INFORMATION SUPPLIED:
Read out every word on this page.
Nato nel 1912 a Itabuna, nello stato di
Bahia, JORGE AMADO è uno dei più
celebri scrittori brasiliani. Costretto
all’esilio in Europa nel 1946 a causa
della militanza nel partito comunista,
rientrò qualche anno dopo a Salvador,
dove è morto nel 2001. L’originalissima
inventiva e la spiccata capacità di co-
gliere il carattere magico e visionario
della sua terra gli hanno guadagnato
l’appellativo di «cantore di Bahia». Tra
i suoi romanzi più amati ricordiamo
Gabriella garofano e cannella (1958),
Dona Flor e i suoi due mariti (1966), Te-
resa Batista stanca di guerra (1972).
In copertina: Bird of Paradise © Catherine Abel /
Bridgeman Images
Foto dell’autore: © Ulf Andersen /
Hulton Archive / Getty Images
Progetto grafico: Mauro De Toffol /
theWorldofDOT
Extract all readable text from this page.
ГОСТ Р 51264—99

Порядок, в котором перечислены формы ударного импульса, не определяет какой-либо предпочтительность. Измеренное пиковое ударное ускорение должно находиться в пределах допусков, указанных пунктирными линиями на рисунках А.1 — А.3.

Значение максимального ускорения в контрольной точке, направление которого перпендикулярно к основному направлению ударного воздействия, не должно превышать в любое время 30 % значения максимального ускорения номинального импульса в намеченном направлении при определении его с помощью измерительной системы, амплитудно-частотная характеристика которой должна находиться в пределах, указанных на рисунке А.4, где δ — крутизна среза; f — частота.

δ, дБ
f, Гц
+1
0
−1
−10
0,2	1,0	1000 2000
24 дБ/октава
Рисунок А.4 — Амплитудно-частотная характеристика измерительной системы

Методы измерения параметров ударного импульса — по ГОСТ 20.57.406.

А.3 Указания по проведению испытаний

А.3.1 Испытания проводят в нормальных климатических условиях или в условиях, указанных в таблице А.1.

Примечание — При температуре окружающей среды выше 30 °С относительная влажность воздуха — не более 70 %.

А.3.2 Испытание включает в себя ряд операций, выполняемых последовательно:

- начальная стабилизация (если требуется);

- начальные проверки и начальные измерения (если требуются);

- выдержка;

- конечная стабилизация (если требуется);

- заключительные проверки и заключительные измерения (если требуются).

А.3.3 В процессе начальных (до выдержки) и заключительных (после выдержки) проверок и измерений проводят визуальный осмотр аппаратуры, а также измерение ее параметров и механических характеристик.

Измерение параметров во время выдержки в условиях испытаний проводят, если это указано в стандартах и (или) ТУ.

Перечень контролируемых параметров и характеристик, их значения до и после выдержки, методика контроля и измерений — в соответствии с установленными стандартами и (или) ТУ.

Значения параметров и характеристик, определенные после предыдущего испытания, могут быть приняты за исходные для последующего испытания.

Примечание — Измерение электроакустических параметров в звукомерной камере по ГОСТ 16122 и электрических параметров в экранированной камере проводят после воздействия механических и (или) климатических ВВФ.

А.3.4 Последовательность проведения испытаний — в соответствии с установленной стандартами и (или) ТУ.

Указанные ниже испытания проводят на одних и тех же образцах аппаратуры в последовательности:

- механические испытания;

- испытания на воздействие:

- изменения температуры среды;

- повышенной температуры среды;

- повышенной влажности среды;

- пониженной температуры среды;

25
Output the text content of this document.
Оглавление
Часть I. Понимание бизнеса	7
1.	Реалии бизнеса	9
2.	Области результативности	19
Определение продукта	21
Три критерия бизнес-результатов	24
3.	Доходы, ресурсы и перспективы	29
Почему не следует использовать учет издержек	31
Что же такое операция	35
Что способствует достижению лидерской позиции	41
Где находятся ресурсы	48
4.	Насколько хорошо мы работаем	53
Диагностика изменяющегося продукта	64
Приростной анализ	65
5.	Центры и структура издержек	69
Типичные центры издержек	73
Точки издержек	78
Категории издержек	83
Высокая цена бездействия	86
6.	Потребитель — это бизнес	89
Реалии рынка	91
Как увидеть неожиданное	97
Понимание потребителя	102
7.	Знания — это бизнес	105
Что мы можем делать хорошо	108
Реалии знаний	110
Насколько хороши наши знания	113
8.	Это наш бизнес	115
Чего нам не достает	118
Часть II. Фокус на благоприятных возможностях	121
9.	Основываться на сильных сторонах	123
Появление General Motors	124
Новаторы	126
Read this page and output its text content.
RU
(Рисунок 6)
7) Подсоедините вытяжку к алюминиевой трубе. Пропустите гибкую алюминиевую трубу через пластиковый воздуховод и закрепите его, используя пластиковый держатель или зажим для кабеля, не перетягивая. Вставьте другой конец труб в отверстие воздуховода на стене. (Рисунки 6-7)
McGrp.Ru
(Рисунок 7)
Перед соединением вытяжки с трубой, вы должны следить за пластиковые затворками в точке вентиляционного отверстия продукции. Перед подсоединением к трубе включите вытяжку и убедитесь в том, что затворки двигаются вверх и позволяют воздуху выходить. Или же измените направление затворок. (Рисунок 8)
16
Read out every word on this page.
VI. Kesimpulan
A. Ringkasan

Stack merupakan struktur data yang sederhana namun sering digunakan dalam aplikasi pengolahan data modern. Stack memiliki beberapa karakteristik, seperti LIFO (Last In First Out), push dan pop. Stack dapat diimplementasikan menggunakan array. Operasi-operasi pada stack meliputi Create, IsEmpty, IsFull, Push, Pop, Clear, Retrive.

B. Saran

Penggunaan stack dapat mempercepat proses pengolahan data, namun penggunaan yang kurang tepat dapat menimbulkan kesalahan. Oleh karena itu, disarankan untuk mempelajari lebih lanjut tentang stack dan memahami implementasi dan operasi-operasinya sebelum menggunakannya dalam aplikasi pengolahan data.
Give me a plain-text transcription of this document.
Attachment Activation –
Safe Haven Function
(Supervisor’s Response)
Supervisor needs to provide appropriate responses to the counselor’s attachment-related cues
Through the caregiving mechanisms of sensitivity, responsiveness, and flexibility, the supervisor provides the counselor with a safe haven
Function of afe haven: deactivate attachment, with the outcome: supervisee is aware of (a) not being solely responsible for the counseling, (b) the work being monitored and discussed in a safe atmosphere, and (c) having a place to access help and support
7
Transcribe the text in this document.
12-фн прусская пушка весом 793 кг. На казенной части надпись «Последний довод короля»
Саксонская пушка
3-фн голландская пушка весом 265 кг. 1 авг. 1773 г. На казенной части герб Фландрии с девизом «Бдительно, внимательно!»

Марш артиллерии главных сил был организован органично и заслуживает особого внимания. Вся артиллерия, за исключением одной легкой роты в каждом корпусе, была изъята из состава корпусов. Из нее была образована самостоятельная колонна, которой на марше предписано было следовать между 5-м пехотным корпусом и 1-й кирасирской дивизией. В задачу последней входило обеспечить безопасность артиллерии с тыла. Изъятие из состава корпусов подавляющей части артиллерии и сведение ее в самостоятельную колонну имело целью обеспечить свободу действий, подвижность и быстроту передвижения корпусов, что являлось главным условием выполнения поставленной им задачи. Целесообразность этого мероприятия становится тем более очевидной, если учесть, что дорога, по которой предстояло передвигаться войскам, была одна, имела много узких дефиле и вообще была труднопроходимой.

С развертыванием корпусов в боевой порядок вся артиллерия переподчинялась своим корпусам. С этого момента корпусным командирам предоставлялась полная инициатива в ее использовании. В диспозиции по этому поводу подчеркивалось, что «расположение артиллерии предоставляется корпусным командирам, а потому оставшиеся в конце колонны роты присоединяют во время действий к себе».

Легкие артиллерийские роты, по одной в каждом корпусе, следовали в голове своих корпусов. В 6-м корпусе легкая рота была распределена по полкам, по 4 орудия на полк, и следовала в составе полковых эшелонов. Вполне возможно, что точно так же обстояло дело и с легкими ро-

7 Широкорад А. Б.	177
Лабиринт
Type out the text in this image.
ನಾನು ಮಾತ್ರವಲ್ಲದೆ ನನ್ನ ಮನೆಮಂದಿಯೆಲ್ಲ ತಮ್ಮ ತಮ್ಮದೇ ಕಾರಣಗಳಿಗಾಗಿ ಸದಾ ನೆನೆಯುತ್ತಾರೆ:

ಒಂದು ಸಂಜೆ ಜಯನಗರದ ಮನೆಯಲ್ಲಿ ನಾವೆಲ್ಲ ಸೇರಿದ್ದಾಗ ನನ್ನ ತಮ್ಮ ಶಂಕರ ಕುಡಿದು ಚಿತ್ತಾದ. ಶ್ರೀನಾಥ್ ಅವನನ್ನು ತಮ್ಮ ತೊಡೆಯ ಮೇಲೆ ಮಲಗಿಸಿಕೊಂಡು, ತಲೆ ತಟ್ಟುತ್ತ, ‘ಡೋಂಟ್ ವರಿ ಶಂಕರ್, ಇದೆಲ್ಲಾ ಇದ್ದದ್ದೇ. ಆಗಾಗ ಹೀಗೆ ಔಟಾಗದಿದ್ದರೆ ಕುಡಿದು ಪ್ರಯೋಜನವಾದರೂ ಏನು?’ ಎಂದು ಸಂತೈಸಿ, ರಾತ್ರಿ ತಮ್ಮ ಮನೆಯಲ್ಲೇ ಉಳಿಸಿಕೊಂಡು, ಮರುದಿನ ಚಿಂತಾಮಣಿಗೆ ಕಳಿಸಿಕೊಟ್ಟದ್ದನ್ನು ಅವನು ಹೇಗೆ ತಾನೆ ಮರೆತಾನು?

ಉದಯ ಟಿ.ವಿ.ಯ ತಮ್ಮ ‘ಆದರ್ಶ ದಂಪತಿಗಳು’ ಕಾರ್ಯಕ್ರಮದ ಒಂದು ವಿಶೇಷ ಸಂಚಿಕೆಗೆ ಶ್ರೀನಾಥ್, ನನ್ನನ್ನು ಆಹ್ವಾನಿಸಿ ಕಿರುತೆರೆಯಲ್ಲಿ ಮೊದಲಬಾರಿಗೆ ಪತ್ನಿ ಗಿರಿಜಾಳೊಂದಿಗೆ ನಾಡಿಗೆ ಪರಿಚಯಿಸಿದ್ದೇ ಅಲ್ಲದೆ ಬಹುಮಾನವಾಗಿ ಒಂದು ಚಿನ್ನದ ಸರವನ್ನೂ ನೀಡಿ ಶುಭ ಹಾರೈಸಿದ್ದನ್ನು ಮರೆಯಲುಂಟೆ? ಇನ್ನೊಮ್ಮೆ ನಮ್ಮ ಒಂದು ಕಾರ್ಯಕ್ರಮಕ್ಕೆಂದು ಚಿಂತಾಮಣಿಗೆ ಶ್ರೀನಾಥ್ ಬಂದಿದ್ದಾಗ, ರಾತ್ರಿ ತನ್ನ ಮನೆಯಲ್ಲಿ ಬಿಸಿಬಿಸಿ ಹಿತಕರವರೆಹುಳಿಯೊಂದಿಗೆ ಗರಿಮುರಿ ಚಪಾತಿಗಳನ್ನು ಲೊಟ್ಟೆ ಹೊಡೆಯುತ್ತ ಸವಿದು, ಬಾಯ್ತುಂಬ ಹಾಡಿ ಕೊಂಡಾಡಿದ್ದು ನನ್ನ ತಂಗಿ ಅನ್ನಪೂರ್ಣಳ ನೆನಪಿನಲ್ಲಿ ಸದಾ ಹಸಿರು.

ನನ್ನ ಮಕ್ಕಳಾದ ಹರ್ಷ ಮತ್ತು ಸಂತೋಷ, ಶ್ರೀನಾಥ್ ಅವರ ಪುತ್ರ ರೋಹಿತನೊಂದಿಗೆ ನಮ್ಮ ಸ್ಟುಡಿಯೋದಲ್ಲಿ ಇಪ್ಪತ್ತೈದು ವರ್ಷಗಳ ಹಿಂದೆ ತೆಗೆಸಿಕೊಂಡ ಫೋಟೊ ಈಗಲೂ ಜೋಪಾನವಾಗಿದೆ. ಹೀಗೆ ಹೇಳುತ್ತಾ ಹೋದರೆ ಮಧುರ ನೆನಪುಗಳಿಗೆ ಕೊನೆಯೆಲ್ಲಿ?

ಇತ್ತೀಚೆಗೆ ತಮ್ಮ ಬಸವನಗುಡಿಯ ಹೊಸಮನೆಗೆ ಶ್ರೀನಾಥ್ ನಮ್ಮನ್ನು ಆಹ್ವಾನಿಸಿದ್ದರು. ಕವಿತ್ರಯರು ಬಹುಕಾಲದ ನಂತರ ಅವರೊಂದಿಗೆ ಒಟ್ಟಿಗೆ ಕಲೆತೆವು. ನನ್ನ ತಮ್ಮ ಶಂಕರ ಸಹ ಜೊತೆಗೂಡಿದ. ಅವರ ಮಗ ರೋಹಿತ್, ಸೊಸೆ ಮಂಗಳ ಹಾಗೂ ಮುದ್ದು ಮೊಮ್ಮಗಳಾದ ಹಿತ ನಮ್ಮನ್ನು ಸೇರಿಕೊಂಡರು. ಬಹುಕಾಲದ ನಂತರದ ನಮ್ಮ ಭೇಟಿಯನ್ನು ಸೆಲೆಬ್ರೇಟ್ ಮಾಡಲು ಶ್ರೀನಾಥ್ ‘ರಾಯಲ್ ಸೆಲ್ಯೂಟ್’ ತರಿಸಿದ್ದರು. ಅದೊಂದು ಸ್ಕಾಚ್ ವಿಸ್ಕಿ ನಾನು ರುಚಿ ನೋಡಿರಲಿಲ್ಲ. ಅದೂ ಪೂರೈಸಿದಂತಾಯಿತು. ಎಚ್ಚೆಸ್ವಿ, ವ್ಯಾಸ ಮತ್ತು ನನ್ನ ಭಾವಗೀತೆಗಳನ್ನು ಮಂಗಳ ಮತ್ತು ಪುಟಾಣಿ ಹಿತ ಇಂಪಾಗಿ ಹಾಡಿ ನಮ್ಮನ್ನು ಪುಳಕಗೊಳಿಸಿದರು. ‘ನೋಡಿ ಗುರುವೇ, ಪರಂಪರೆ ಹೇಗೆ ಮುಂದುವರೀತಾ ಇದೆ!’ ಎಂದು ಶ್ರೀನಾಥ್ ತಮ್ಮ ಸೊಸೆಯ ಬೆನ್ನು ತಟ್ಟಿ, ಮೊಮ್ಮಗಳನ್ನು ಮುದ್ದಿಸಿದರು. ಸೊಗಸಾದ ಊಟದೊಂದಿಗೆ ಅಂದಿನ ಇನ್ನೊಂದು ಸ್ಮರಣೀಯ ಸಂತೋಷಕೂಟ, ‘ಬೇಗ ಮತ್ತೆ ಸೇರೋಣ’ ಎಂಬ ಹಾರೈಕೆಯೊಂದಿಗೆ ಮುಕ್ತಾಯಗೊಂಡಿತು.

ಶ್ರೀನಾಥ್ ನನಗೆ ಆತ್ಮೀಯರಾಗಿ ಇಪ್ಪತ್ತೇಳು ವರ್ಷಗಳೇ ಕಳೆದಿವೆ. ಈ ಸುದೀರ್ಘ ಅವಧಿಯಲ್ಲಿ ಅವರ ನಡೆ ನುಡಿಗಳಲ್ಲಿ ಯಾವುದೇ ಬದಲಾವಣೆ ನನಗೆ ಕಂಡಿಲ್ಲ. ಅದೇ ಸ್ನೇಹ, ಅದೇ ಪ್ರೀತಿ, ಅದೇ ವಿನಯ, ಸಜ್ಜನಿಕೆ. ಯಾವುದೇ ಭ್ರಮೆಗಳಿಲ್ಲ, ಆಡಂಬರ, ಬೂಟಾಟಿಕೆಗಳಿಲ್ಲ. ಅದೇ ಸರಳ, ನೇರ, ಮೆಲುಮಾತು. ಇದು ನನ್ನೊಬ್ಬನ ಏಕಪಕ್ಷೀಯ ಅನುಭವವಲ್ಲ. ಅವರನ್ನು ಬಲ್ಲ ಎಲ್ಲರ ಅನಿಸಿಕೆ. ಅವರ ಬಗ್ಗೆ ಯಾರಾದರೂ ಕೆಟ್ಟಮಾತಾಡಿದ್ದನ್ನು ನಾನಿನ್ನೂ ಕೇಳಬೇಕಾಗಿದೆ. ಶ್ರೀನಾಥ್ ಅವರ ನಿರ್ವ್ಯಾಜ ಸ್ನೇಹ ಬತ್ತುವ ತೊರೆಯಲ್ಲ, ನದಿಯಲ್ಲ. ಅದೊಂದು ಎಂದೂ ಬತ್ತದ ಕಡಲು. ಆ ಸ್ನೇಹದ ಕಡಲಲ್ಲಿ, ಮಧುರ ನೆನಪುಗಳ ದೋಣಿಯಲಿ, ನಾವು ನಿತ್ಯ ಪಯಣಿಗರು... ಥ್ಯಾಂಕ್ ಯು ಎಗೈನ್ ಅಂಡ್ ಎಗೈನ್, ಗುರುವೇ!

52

WORK REQUIRED:
Look through the data and show every line containing "text".

COMPLETE OUTPUT:
Extract all readable text from this page.
Output the text content of this document.
Read this page and output its text content.
Give me a plain-text transcription of this document.
Transcribe the text in this document.
Type out the text in this image.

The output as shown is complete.